▶ _Exercise_: Reproduce all of the listing below without alteration.

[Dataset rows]
:::

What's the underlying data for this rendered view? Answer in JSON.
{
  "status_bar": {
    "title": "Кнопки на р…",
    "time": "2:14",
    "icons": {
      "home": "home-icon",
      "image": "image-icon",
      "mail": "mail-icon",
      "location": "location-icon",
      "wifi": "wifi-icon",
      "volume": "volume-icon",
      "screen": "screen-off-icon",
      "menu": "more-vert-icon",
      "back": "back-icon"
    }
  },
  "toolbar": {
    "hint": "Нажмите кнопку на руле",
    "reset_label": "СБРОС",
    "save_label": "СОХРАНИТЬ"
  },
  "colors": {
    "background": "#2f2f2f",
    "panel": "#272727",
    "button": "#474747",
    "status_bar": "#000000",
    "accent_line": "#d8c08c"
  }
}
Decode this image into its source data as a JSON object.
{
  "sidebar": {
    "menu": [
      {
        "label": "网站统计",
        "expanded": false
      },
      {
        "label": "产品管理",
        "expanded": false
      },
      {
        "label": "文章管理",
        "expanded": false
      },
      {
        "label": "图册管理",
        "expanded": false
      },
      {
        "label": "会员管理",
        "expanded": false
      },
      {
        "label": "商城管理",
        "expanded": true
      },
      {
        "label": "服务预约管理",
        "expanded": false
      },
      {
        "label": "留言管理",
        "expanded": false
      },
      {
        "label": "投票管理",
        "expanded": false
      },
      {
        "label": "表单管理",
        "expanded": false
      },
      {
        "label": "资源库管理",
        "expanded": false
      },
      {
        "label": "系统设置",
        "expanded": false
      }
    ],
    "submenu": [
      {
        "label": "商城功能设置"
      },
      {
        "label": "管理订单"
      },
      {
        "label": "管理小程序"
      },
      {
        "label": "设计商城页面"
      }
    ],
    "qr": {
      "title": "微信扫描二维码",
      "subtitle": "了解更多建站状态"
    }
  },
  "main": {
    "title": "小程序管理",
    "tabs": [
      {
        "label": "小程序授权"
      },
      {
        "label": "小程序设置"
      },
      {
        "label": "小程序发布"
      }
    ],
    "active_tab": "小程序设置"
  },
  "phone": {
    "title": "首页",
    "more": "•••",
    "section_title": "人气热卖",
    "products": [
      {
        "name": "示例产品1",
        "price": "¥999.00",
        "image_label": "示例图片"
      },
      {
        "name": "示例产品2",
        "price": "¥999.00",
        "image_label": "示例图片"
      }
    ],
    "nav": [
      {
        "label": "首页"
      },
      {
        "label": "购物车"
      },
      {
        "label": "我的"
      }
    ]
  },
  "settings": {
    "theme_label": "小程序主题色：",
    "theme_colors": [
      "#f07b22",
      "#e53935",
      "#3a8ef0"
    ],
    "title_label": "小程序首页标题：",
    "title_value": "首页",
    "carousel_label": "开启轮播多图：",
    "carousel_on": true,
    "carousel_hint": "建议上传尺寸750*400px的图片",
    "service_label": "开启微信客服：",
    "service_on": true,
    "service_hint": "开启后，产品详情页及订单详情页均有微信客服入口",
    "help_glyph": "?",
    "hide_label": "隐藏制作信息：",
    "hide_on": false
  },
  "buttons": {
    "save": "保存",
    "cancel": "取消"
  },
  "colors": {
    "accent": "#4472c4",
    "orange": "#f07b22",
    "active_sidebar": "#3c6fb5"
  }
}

:::

▶ _Answer_:
What's the underlying data for this rendered view? Answer in JSON.
{
  "status_bar": {
    "title": "Кнопки на р…",
    "time": "2:14",
    "icons": {
      "home": "home-icon",
      "image": "image-icon",
      "mail": "mail-icon",
      "location": "location-icon",
      "wifi": "wifi-icon",
      "volume": "volume-icon",
      "screen": "screen-off-icon",
      "menu": "more-vert-icon",
      "back": "back-icon"
    }
  },
  "toolbar": {
    "hint": "Нажмите кнопку на руле",
    "reset_label": "СБРОС",
    "save_label": "СОХРАНИТЬ"
  },
  "colors": {
    "background": "#2f2f2f",
    "panel": "#272727",
    "button": "#474747",
    "status_bar": "#000000",
    "accent_line": "#d8c08c"
  }
}
Decode this image into its source data as a JSON object.
{
  "sidebar": {
    "menu": [
      {
        "label": "网站统计",
        "expanded": false
      },
      {
        "label": "产品管理",
        "expanded": false
      },
      {
        "label": "文章管理",
        "expanded": false
      },
      {
        "label": "图册管理",
        "expanded": false
      },
      {
        "label": "会员管理",
        "expanded": false
      },
      {
        "label": "商城管理",
        "expanded": true
      },
      {
        "label": "服务预约管理",
        "expanded": false
      },
      {
        "label": "留言管理",
        "expanded": false
      },
      {
        "label": "投票管理",
        "expanded": false
      },
      {
        "label": "表单管理",
        "expanded": false
      },
      {
        "label": "资源库管理",
        "expanded": false
      },
      {
        "label": "系统设置",
        "expanded": false
      }
    ],
    "submenu": [
      {
        "label": "商城功能设置"
      },
      {
        "label": "管理订单"
      },
      {
        "label": "管理小程序"
      },
      {
        "label": "设计商城页面"
      }
    ],
    "qr": {
      "title": "微信扫描二维码",
      "subtitle": "了解更多建站状态"
    }
  },
  "main": {
    "title": "小程序管理",
    "tabs": [
      {
        "label": "小程序授权"
      },
      {
        "label": "小程序设置"
      },
      {
        "label": "小程序发布"
      }
    ],
    "active_tab": "小程序设置"
  },
  "phone": {
    "title": "首页",
    "more": "•••",
    "section_title": "人气热卖",
    "products": [
      {
        "name": "示例产品1",
        "price": "¥999.00",
        "image_label": "示例图片"
      },
      {
        "name": "示例产品2",
        "price": "¥999.00",
        "image_label": "示例图片"
      }
    ],
    "nav": [
      {
        "label": "首页"
      },
      {
        "label": "购物车"
      },
      {
        "label": "我的"
      }
    ]
  },
  "settings": {
    "theme_label": "小程序主题色：",
    "theme_colors": [
      "#f07b22",
      "#e53935",
      "#3a8ef0"
    ],
    "title_label": "小程序首页标题：",
    "title_value": "首页",
    "carousel_label": "开启轮播多图：",
    "carousel_on": true,
    "carousel_hint": "建议上传尺寸750*400px的图片",
    "service_label": "开启微信客服：",
    "service_on": true,
    "service_hint": "开启后，产品详情页及订单详情页均有微信客服入口",
    "help_glyph": "?",
    "hide_label": "隐藏制作信息：",
    "hide_on": false
  },
  "buttons": {
    "save": "保存",
    "cancel": "取消"
  },
  "colors": {
    "accent": "#4472c4",
    "orange": "#f07b22",
    "active_sidebar": "#3c6fb5"
  }
}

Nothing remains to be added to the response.